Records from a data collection
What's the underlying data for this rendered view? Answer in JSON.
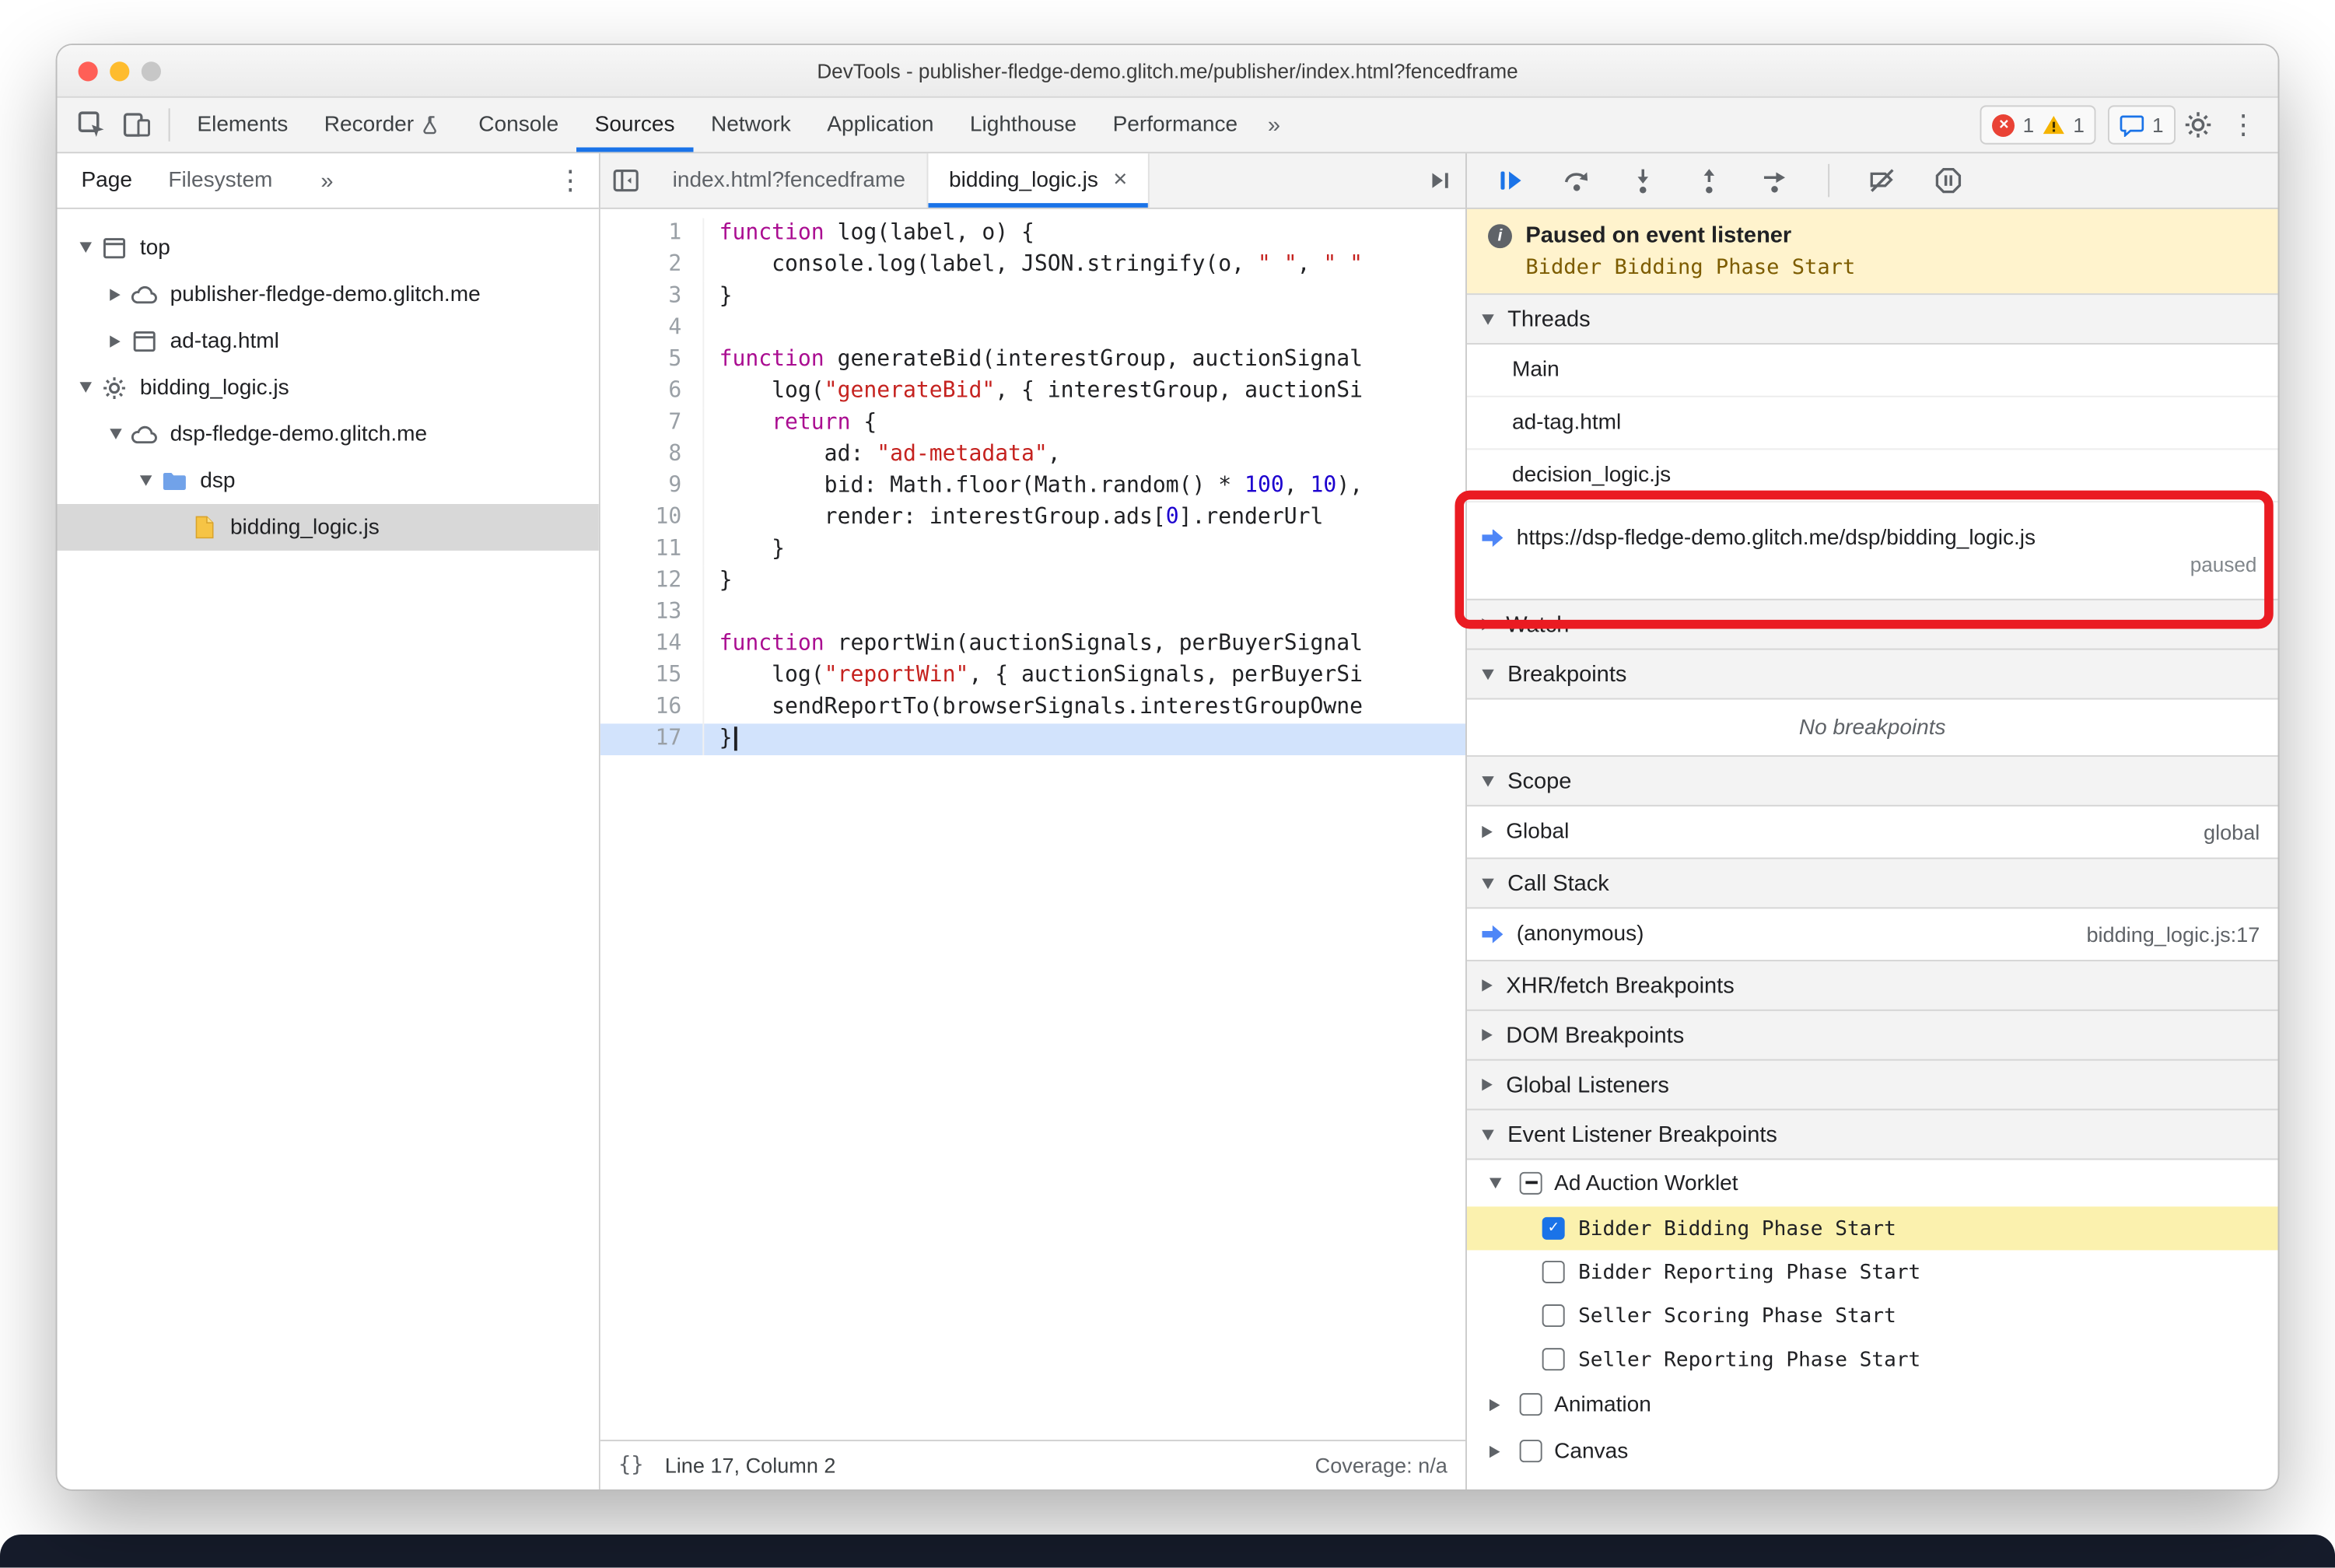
{
  "window": {
    "title": "DevTools - publisher-fledge-demo.glitch.me/publisher/index.html?fencedframe"
  },
  "glyphs": {
    "kebab": "⋮",
    "close_tab": "×",
    "pretty_print": "{}",
    "error_x": "×"
  },
  "main_toolbar": {
    "tabs": [
      {
        "label": "Elements"
      },
      {
        "label": "Recorder",
        "flask": true
      },
      {
        "label": "Console"
      },
      {
        "label": "Sources",
        "active": true
      },
      {
        "label": "Network"
      },
      {
        "label": "Application"
      },
      {
        "label": "Lighthouse"
      },
      {
        "label": "Performance"
      }
    ],
    "overflow_label": "»",
    "errors_count": "1",
    "warnings_count": "1",
    "issues_count": "1"
  },
  "navigator": {
    "tabs": [
      {
        "label": "Page",
        "active": true
      },
      {
        "label": "Filesystem"
      }
    ],
    "overflow_label": "»",
    "tree": [
      {
        "label": "top",
        "icon": "frame",
        "depth": 0,
        "state": "expanded"
      },
      {
        "label": "publisher-fledge-demo.glitch.me",
        "icon": "cloud",
        "depth": 1,
        "state": "collapsed"
      },
      {
        "label": "ad-tag.html",
        "icon": "frame",
        "depth": 1,
        "state": "collapsed"
      },
      {
        "label": "bidding_logic.js",
        "icon": "worklet",
        "depth": 0,
        "state": "expanded"
      },
      {
        "label": "dsp-fledge-demo.glitch.me",
        "icon": "cloud",
        "depth": 1,
        "state": "expanded"
      },
      {
        "label": "dsp",
        "icon": "folder",
        "depth": 2,
        "state": "expanded"
      },
      {
        "label": "bidding_logic.js",
        "icon": "file-js",
        "depth": 3,
        "state": "leaf",
        "selected": true
      }
    ]
  },
  "editor": {
    "tabs": [
      {
        "label": "index.html?fencedframe"
      },
      {
        "label": "bidding_logic.js",
        "active": true
      }
    ],
    "selected_line": 17,
    "code": [
      [
        [
          "k",
          "function"
        ],
        [
          "p",
          " log(label, o) {"
        ]
      ],
      [
        [
          "p",
          "    console.log(label, JSON.stringify(o, "
        ],
        [
          "s",
          "\" \""
        ],
        [
          "p",
          ", "
        ],
        [
          "s",
          "\" \""
        ]
      ],
      [
        [
          "p",
          "}"
        ]
      ],
      [],
      [
        [
          "k",
          "function"
        ],
        [
          "p",
          " generateBid(interestGroup, auctionSignal"
        ]
      ],
      [
        [
          "p",
          "    log("
        ],
        [
          "s",
          "\"generateBid\""
        ],
        [
          "p",
          ", { interestGroup, auctionSi"
        ]
      ],
      [
        [
          "k",
          "    return"
        ],
        [
          "p",
          " {"
        ]
      ],
      [
        [
          "p",
          "        ad: "
        ],
        [
          "s",
          "\"ad-metadata\""
        ],
        [
          "p",
          ","
        ]
      ],
      [
        [
          "p",
          "        bid: Math.floor(Math.random() * "
        ],
        [
          "n",
          "100"
        ],
        [
          "p",
          ", "
        ],
        [
          "n",
          "10"
        ],
        [
          "p",
          "),"
        ]
      ],
      [
        [
          "p",
          "        render: interestGroup.ads["
        ],
        [
          "n",
          "0"
        ],
        [
          "p",
          "].renderUrl"
        ]
      ],
      [
        [
          "p",
          "    }"
        ]
      ],
      [
        [
          "p",
          "}"
        ]
      ],
      [],
      [
        [
          "k",
          "function"
        ],
        [
          "p",
          " reportWin(auctionSignals, perBuyerSignal"
        ]
      ],
      [
        [
          "p",
          "    log("
        ],
        [
          "s",
          "\"reportWin\""
        ],
        [
          "p",
          ", { auctionSignals, perBuyerSi"
        ]
      ],
      [
        [
          "p",
          "    sendReportTo(browserSignals.interestGroupOwne"
        ]
      ],
      [
        [
          "p",
          "}"
        ]
      ]
    ],
    "status": {
      "line_info": "Line 17, Column 2",
      "coverage": "Coverage: n/a"
    }
  },
  "debugger": {
    "banner": {
      "title": "Paused on event listener",
      "detail": "Bidder Bidding Phase Start"
    },
    "threads": {
      "title": "Threads",
      "items": [
        {
          "label": "Main"
        },
        {
          "label": "ad-tag.html"
        },
        {
          "label": "decision_logic.js"
        },
        {
          "label": "https://dsp-fledge-demo.glitch.me/dsp/bidding_logic.js",
          "status": "paused",
          "current": true
        }
      ]
    },
    "watch": {
      "title": "Watch"
    },
    "breakpoints": {
      "title": "Breakpoints",
      "empty": "No breakpoints"
    },
    "scope": {
      "title": "Scope",
      "items": [
        {
          "label": "Global",
          "value": "global"
        }
      ]
    },
    "call_stack": {
      "title": "Call Stack",
      "items": [
        {
          "label": "(anonymous)",
          "location": "bidding_logic.js:17",
          "current": true
        }
      ]
    },
    "xhr_breakpoints": {
      "title": "XHR/fetch Breakpoints"
    },
    "dom_breakpoints": {
      "title": "DOM Breakpoints"
    },
    "global_listeners": {
      "title": "Global Listeners"
    },
    "event_listener_breakpoints": {
      "title": "Event Listener Breakpoints",
      "groups": [
        {
          "label": "Ad Auction Worklet",
          "checkbox": "indeterminate",
          "state": "expanded",
          "children": [
            {
              "label": "Bidder Bidding Phase Start",
              "checked": true,
              "highlighted": true
            },
            {
              "label": "Bidder Reporting Phase Start",
              "checked": false
            },
            {
              "label": "Seller Scoring Phase Start",
              "checked": false
            },
            {
              "label": "Seller Reporting Phase Start",
              "checked": false
            }
          ]
        },
        {
          "label": "Animation",
          "checkbox": "unchecked",
          "state": "collapsed",
          "children": []
        },
        {
          "label": "Canvas",
          "checkbox": "unchecked",
          "state": "collapsed",
          "children": []
        }
      ]
    }
  }
}
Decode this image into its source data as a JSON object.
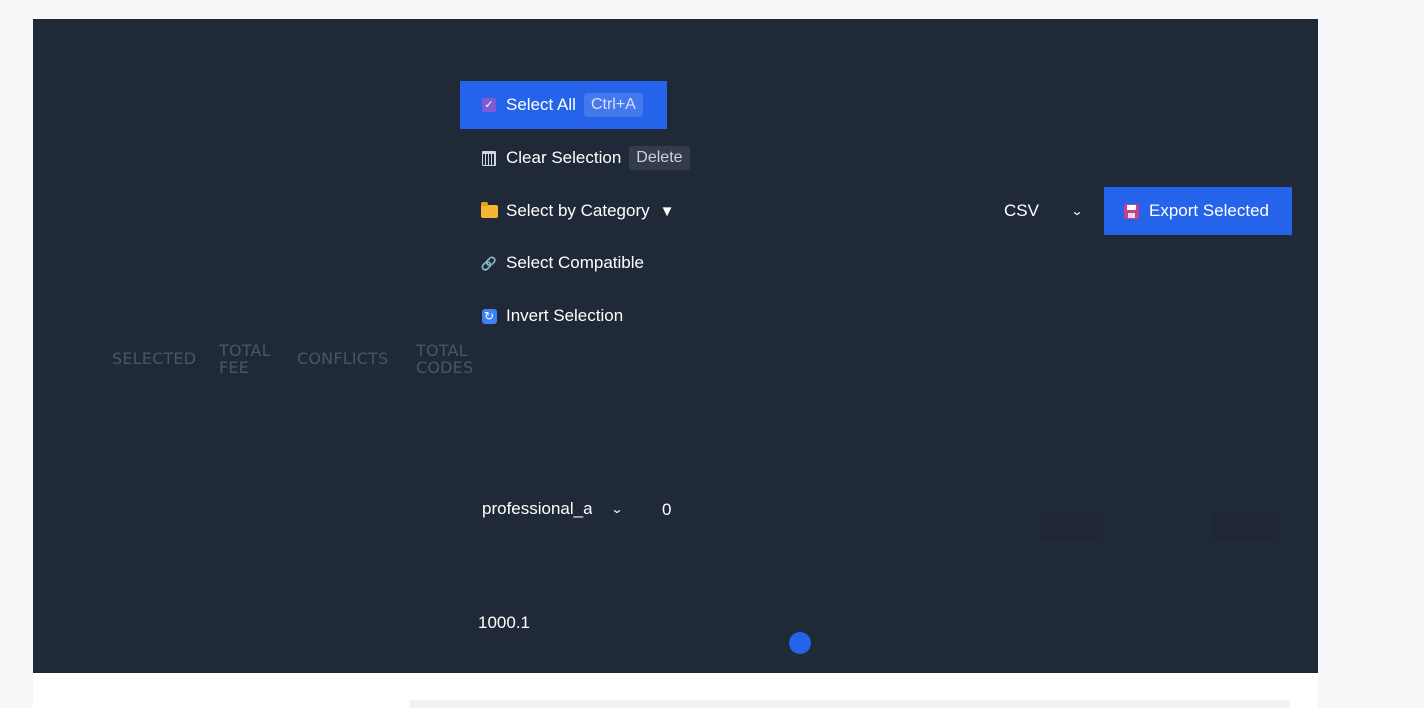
{
  "stats": {
    "selected": "SELECTED",
    "total_fee": "TOTAL FEE",
    "conflicts": "CONFLICTS",
    "total_codes": "TOTAL CODES"
  },
  "menu": {
    "select_all": {
      "label": "Select All",
      "shortcut": "Ctrl+A",
      "icon": "checkbox-icon",
      "active": true
    },
    "clear_selection": {
      "label": "Clear Selection",
      "shortcut": "Delete",
      "icon": "wastebasket-icon"
    },
    "select_by_category": {
      "label": "Select by Category",
      "caret": "▼",
      "icon": "folder-icon"
    },
    "select_compatible": {
      "label": "Select Compatible",
      "icon": "link-icon",
      "glyph": "🔗"
    },
    "invert_selection": {
      "label": "Invert Selection",
      "icon": "refresh-icon",
      "glyph": "🔄"
    }
  },
  "export": {
    "format_value": "CSV",
    "button_label": "Export Selected",
    "icon": "floppy-disk-icon"
  },
  "filter": {
    "category_value": "professional_a",
    "count_value": "0",
    "range_value": "1000.1"
  },
  "colors": {
    "panel_bg": "#202938",
    "accent": "#2563eb",
    "page_bg": "#f6f7f9"
  }
}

OBJECTIVE: Output every entry verbatim. Pictures do not belong in the copy.

EXERCISE OUTPUT:
What's the underlying data for this rendered view? Answer in JSON.
{
  "window": {
    "title": "DevTools - publisher-fledge-demo.glitch.me/publisher/index.html?fencedframe"
  },
  "glyphs": {
    "kebab": "⋮",
    "close_tab": "×",
    "pretty_print": "{}",
    "error_x": "×"
  },
  "main_toolbar": {
    "tabs": [
      {
        "label": "Elements"
      },
      {
        "label": "Recorder",
        "flask": true
      },
      {
        "label": "Console"
      },
      {
        "label": "Sources",
        "active": true
      },
      {
        "label": "Network"
      },
      {
        "label": "Application"
      },
      {
        "label": "Lighthouse"
      },
      {
        "label": "Performance"
      }
    ],
    "overflow_label": "»",
    "errors_count": "1",
    "warnings_count": "1",
    "issues_count": "1"
  },
  "navigator": {
    "tabs": [
      {
        "label": "Page",
        "active": true
      },
      {
        "label": "Filesystem"
      }
    ],
    "overflow_label": "»",
    "tree": [
      {
        "label": "top",
        "icon": "frame",
        "depth": 0,
        "state": "expanded"
      },
      {
        "label": "publisher-fledge-demo.glitch.me",
        "icon": "cloud",
        "depth": 1,
        "state": "collapsed"
      },
      {
        "label": "ad-tag.html",
        "icon": "frame",
        "depth": 1,
        "state": "collapsed"
      },
      {
        "label": "bidding_logic.js",
        "icon": "worklet",
        "depth": 0,
        "state": "expanded"
      },
      {
        "label": "dsp-fledge-demo.glitch.me",
        "icon": "cloud",
        "depth": 1,
        "state": "expanded"
      },
      {
        "label": "dsp",
        "icon": "folder",
        "depth": 2,
        "state": "expanded"
      },
      {
        "label": "bidding_logic.js",
        "icon": "file-js",
        "depth": 3,
        "state": "leaf",
        "selected": true
      }
    ]
  },
  "editor": {
    "tabs": [
      {
        "label": "index.html?fencedframe"
      },
      {
        "label": "bidding_logic.js",
        "active": true
      }
    ],
    "selected_line": 17,
    "code": [
      [
        [
          "k",
          "function"
        ],
        [
          "p",
          " log(label, o) {"
        ]
      ],
      [
        [
          "p",
          "    console.log(label, JSON.stringify(o, "
        ],
        [
          "s",
          "\" \""
        ],
        [
          "p",
          ", "
        ],
        [
          "s",
          "\" \""
        ]
      ],
      [
        [
          "p",
          "}"
        ]
      ],
      [],
      [
        [
          "k",
          "function"
        ],
        [
          "p",
          " generateBid(interestGroup, auctionSignal"
        ]
      ],
      [
        [
          "p",
          "    log("
        ],
        [
          "s",
          "\"generateBid\""
        ],
        [
          "p",
          ", { interestGroup, auctionSi"
        ]
      ],
      [
        [
          "k",
          "    return"
        ],
        [
          "p",
          " {"
        ]
      ],
      [
        [
          "p",
          "        ad: "
        ],
        [
          "s",
          "\"ad-metadata\""
        ],
        [
          "p",
          ","
        ]
      ],
      [
        [
          "p",
          "        bid: Math.floor(Math.random() * "
        ],
        [
          "n",
          "100"
        ],
        [
          "p",
          ", "
        ],
        [
          "n",
          "10"
        ],
        [
          "p",
          "),"
        ]
      ],
      [
        [
          "p",
          "        render: interestGroup.ads["
        ],
        [
          "n",
          "0"
        ],
        [
          "p",
          "].renderUrl"
        ]
      ],
      [
        [
          "p",
          "    }"
        ]
      ],
      [
        [
          "p",
          "}"
        ]
      ],
      [],
      [
        [
          "k",
          "function"
        ],
        [
          "p",
          " reportWin(auctionSignals, perBuyerSignal"
        ]
      ],
      [
        [
          "p",
          "    log("
        ],
        [
          "s",
          "\"reportWin\""
        ],
        [
          "p",
          ", { auctionSignals, perBuyerSi"
        ]
      ],
      [
        [
          "p",
          "    sendReportTo(browserSignals.interestGroupOwne"
        ]
      ],
      [
        [
          "p",
          "}"
        ]
      ]
    ],
    "status": {
      "line_info": "Line 17, Column 2",
      "coverage": "Coverage: n/a"
    }
  },
  "debugger": {
    "banner": {
      "title": "Paused on event listener",
      "detail": "Bidder Bidding Phase Start"
    },
    "threads": {
      "title": "Threads",
      "items": [
        {
          "label": "Main"
        },
        {
          "label": "ad-tag.html"
        },
        {
          "label": "decision_logic.js"
        },
        {
          "label": "https://dsp-fledge-demo.glitch.me/dsp/bidding_logic.js",
          "status": "paused",
          "current": true
        }
      ]
    },
    "watch": {
      "title": "Watch"
    },
    "breakpoints": {
      "title": "Breakpoints",
      "empty": "No breakpoints"
    },
    "scope": {
      "title": "Scope",
      "items": [
        {
          "label": "Global",
          "value": "global"
        }
      ]
    },
    "call_stack": {
      "title": "Call Stack",
      "items": [
        {
          "label": "(anonymous)",
          "location": "bidding_logic.js:17",
          "current": true
        }
      ]
    },
    "xhr_breakpoints": {
      "title": "XHR/fetch Breakpoints"
    },
    "dom_breakpoints": {
      "title": "DOM Breakpoints"
    },
    "global_listeners": {
      "title": "Global Listeners"
    },
    "event_listener_breakpoints": {
      "title": "Event Listener Breakpoints",
      "groups": [
        {
          "label": "Ad Auction Worklet",
          "checkbox": "indeterminate",
          "state": "expanded",
          "children": [
            {
              "label": "Bidder Bidding Phase Start",
              "checked": true,
              "highlighted": true
            },
            {
              "label": "Bidder Reporting Phase Start",
              "checked": false
            },
            {
              "label": "Seller Scoring Phase Start",
              "checked": false
            },
            {
              "label": "Seller Reporting Phase Start",
              "checked": false
            }
          ]
        },
        {
          "label": "Animation",
          "checkbox": "unchecked",
          "state": "collapsed",
          "children": []
        },
        {
          "label": "Canvas",
          "checkbox": "unchecked",
          "state": "collapsed",
          "children": []
        }
      ]
    }
  }
}
Decode this image into its source data as a JSON object.
{
  "stats": {
    "selected": "SELECTED",
    "total_fee": "TOTAL FEE",
    "conflicts": "CONFLICTS",
    "total_codes": "TOTAL CODES"
  },
  "menu": {
    "select_all": {
      "label": "Select All",
      "shortcut": "Ctrl+A",
      "icon": "checkbox-icon",
      "active": true
    },
    "clear_selection": {
      "label": "Clear Selection",
      "shortcut": "Delete",
      "icon": "wastebasket-icon"
    },
    "select_by_category": {
      "label": "Select by Category",
      "caret": "▼",
      "icon": "folder-icon"
    },
    "select_compatible": {
      "label": "Select Compatible",
      "icon": "link-icon",
      "glyph": "🔗"
    },
    "invert_selection": {
      "label": "Invert Selection",
      "icon": "refresh-icon",
      "glyph": "🔄"
    }
  },
  "export": {
    "format_value": "CSV",
    "button_label": "Export Selected",
    "icon": "floppy-disk-icon"
  },
  "filter": {
    "category_value": "professional_a",
    "count_value": "0",
    "range_value": "1000.1"
  },
  "colors": {
    "panel_bg": "#202938",
    "accent": "#2563eb",
    "page_bg": "#f6f7f9"
  }
}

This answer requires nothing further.